* Start EXERCISE INPUT *

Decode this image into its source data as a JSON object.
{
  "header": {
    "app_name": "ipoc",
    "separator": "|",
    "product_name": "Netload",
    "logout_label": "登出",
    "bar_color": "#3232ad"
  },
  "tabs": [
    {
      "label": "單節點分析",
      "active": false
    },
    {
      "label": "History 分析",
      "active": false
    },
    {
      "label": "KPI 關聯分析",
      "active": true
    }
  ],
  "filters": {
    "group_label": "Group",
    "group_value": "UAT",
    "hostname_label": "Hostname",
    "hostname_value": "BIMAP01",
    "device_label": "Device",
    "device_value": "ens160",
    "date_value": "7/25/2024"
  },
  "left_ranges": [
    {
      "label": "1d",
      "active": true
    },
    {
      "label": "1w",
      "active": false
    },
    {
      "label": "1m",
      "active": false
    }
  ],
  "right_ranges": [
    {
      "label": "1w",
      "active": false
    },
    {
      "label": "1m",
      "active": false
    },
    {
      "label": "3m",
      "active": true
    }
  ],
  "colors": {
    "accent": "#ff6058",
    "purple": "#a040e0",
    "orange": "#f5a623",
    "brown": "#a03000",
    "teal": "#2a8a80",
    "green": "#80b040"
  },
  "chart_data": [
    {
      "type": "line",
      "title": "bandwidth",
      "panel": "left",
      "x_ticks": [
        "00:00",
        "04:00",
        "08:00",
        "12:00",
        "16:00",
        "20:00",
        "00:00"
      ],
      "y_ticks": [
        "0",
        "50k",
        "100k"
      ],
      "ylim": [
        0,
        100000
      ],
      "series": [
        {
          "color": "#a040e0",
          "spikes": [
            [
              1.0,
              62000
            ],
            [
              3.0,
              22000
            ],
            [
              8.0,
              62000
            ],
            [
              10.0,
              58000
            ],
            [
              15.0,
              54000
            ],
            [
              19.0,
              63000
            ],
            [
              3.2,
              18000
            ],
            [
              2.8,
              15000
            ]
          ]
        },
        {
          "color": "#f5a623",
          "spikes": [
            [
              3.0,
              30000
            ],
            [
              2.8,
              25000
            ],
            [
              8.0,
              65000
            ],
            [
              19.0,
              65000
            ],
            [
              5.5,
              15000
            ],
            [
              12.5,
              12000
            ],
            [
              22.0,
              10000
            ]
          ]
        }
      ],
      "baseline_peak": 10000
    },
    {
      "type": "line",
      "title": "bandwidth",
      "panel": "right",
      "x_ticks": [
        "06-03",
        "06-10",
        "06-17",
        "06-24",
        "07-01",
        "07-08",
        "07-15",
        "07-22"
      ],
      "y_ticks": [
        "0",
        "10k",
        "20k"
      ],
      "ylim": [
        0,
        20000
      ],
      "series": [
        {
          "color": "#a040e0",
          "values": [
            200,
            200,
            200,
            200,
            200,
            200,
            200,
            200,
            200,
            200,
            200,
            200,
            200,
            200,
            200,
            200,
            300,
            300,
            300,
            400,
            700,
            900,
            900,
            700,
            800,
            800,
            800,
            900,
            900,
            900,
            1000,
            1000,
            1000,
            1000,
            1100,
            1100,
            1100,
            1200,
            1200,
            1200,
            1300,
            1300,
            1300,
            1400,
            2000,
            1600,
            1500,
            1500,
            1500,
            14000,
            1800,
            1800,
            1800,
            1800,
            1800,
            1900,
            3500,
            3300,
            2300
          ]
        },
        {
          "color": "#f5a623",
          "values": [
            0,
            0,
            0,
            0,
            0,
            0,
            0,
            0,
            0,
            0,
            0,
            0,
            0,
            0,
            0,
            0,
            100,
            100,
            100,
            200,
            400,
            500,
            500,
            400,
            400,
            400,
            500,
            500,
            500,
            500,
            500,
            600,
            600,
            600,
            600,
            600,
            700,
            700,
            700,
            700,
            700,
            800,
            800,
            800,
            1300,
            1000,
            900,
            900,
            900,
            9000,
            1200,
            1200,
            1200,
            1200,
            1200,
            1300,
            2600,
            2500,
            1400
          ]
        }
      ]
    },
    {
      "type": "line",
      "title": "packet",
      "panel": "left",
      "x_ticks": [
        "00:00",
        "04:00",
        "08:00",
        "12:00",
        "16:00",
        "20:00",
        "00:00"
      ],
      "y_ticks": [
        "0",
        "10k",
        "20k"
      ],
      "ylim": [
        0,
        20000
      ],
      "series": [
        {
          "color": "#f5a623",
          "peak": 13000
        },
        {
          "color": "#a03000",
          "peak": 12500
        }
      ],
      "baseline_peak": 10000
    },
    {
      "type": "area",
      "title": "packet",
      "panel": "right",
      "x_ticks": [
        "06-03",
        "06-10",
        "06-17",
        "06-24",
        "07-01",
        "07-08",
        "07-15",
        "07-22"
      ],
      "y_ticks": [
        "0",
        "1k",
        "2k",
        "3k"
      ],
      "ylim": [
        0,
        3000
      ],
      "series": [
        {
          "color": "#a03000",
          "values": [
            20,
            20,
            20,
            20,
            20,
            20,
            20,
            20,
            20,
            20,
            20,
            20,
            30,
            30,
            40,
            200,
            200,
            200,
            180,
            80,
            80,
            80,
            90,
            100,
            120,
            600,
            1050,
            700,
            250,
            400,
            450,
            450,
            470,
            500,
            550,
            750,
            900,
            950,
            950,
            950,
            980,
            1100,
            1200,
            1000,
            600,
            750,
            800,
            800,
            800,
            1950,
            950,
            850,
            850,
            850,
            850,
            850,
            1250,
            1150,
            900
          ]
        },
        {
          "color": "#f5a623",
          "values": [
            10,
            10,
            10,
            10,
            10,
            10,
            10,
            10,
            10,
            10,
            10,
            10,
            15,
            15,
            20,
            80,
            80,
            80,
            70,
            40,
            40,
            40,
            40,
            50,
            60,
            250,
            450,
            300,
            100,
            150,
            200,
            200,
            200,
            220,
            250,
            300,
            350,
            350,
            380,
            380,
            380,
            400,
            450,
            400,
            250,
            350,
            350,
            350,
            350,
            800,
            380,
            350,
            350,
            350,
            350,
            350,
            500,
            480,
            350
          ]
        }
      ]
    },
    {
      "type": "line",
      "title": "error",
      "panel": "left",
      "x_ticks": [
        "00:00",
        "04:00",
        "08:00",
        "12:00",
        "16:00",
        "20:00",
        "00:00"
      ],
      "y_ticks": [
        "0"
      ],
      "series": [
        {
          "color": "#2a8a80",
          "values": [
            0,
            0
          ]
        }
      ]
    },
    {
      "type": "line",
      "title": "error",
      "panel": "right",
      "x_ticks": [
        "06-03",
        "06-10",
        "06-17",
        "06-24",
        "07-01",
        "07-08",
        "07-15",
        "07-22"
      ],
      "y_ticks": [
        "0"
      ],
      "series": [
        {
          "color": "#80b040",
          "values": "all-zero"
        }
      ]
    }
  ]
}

* End EXERCISE INPUT *

YOUR OBJECTIVE:
Restate each record exactly as written.

ANSWER TO THIS PROBLEM:
Decode this image into its source data as a JSON object.
{
  "header": {
    "app_name": "ipoc",
    "separator": "|",
    "product_name": "Netload",
    "logout_label": "登出",
    "bar_color": "#3232ad"
  },
  "tabs": [
    {
      "label": "單節點分析",
      "active": false
    },
    {
      "label": "History 分析",
      "active": false
    },
    {
      "label": "KPI 關聯分析",
      "active": true
    }
  ],
  "filters": {
    "group_label": "Group",
    "group_value": "UAT",
    "hostname_label": "Hostname",
    "hostname_value": "BIMAP01",
    "device_label": "Device",
    "device_value": "ens160",
    "date_value": "7/25/2024"
  },
  "left_ranges": [
    {
      "label": "1d",
      "active": true
    },
    {
      "label": "1w",
      "active": false
    },
    {
      "label": "1m",
      "active": false
    }
  ],
  "right_ranges": [
    {
      "label": "1w",
      "active": false
    },
    {
      "label": "1m",
      "active": false
    },
    {
      "label": "3m",
      "active": true
    }
  ],
  "colors": {
    "accent": "#ff6058",
    "purple": "#a040e0",
    "orange": "#f5a623",
    "brown": "#a03000",
    "teal": "#2a8a80",
    "green": "#80b040"
  },
  "chart_data": [
    {
      "type": "line",
      "title": "bandwidth",
      "panel": "left",
      "x_ticks": [
        "00:00",
        "04:00",
        "08:00",
        "12:00",
        "16:00",
        "20:00",
        "00:00"
      ],
      "y_ticks": [
        "0",
        "50k",
        "100k"
      ],
      "ylim": [
        0,
        100000
      ],
      "series": [
        {
          "color": "#a040e0",
          "spikes": [
            [
              1.0,
              62000
            ],
            [
              3.0,
              22000
            ],
            [
              8.0,
              62000
            ],
            [
              10.0,
              58000
            ],
            [
              15.0,
              54000
            ],
            [
              19.0,
              63000
            ],
            [
              3.2,
              18000
            ],
            [
              2.8,
              15000
            ]
          ]
        },
        {
          "color": "#f5a623",
          "spikes": [
            [
              3.0,
              30000
            ],
            [
              2.8,
              25000
            ],
            [
              8.0,
              65000
            ],
            [
              19.0,
              65000
            ],
            [
              5.5,
              15000
            ],
            [
              12.5,
              12000
            ],
            [
              22.0,
              10000
            ]
          ]
        }
      ],
      "baseline_peak": 10000
    },
    {
      "type": "line",
      "title": "bandwidth",
      "panel": "right",
      "x_ticks": [
        "06-03",
        "06-10",
        "06-17",
        "06-24",
        "07-01",
        "07-08",
        "07-15",
        "07-22"
      ],
      "y_ticks": [
        "0",
        "10k",
        "20k"
      ],
      "ylim": [
        0,
        20000
      ],
      "series": [
        {
          "color": "#a040e0",
          "values": [
            200,
            200,
            200,
            200,
            200,
            200,
            200,
            200,
            200,
            200,
            200,
            200,
            200,
            200,
            200,
            200,
            300,
            300,
            300,
            400,
            700,
            900,
            900,
            700,
            800,
            800,
            800,
            900,
            900,
            900,
            1000,
            1000,
            1000,
            1000,
            1100,
            1100,
            1100,
            1200,
            1200,
            1200,
            1300,
            1300,
            1300,
            1400,
            2000,
            1600,
            1500,
            1500,
            1500,
            14000,
            1800,
            1800,
            1800,
            1800,
            1800,
            1900,
            3500,
            3300,
            2300
          ]
        },
        {
          "color": "#f5a623",
          "values": [
            0,
            0,
            0,
            0,
            0,
            0,
            0,
            0,
            0,
            0,
            0,
            0,
            0,
            0,
            0,
            0,
            100,
            100,
            100,
            200,
            400,
            500,
            500,
            400,
            400,
            400,
            500,
            500,
            500,
            500,
            500,
            600,
            600,
            600,
            600,
            600,
            700,
            700,
            700,
            700,
            700,
            800,
            800,
            800,
            1300,
            1000,
            900,
            900,
            900,
            9000,
            1200,
            1200,
            1200,
            1200,
            1200,
            1300,
            2600,
            2500,
            1400
          ]
        }
      ]
    },
    {
      "type": "line",
      "title": "packet",
      "panel": "left",
      "x_ticks": [
        "00:00",
        "04:00",
        "08:00",
        "12:00",
        "16:00",
        "20:00",
        "00:00"
      ],
      "y_ticks": [
        "0",
        "10k",
        "20k"
      ],
      "ylim": [
        0,
        20000
      ],
      "series": [
        {
          "color": "#f5a623",
          "peak": 13000
        },
        {
          "color": "#a03000",
          "peak": 12500
        }
      ],
      "baseline_peak": 10000
    },
    {
      "type": "area",
      "title": "packet",
      "panel": "right",
      "x_ticks": [
        "06-03",
        "06-10",
        "06-17",
        "06-24",
        "07-01",
        "07-08",
        "07-15",
        "07-22"
      ],
      "y_ticks": [
        "0",
        "1k",
        "2k",
        "3k"
      ],
      "ylim": [
        0,
        3000
      ],
      "series": [
        {
          "color": "#a03000",
          "values": [
            20,
            20,
            20,
            20,
            20,
            20,
            20,
            20,
            20,
            20,
            20,
            20,
            30,
            30,
            40,
            200,
            200,
            200,
            180,
            80,
            80,
            80,
            90,
            100,
            120,
            600,
            1050,
            700,
            250,
            400,
            450,
            450,
            470,
            500,
            550,
            750,
            900,
            950,
            950,
            950,
            980,
            1100,
            1200,
            1000,
            600,
            750,
            800,
            800,
            800,
            1950,
            950,
            850,
            850,
            850,
            850,
            850,
            1250,
            1150,
            900
          ]
        },
        {
          "color": "#f5a623",
          "values": [
            10,
            10,
            10,
            10,
            10,
            10,
            10,
            10,
            10,
            10,
            10,
            10,
            15,
            15,
            20,
            80,
            80,
            80,
            70,
            40,
            40,
            40,
            40,
            50,
            60,
            250,
            450,
            300,
            100,
            150,
            200,
            200,
            200,
            220,
            250,
            300,
            350,
            350,
            380,
            380,
            380,
            400,
            450,
            400,
            250,
            350,
            350,
            350,
            350,
            800,
            380,
            350,
            350,
            350,
            350,
            350,
            500,
            480,
            350
          ]
        }
      ]
    },
    {
      "type": "line",
      "title": "error",
      "panel": "left",
      "x_ticks": [
        "00:00",
        "04:00",
        "08:00",
        "12:00",
        "16:00",
        "20:00",
        "00:00"
      ],
      "y_ticks": [
        "0"
      ],
      "series": [
        {
          "color": "#2a8a80",
          "values": [
            0,
            0
          ]
        }
      ]
    },
    {
      "type": "line",
      "title": "error",
      "panel": "right",
      "x_ticks": [
        "06-03",
        "06-10",
        "06-17",
        "06-24",
        "07-01",
        "07-08",
        "07-15",
        "07-22"
      ],
      "y_ticks": [
        "0"
      ],
      "series": [
        {
          "color": "#80b040",
          "values": "all-zero"
        }
      ]
    }
  ]
}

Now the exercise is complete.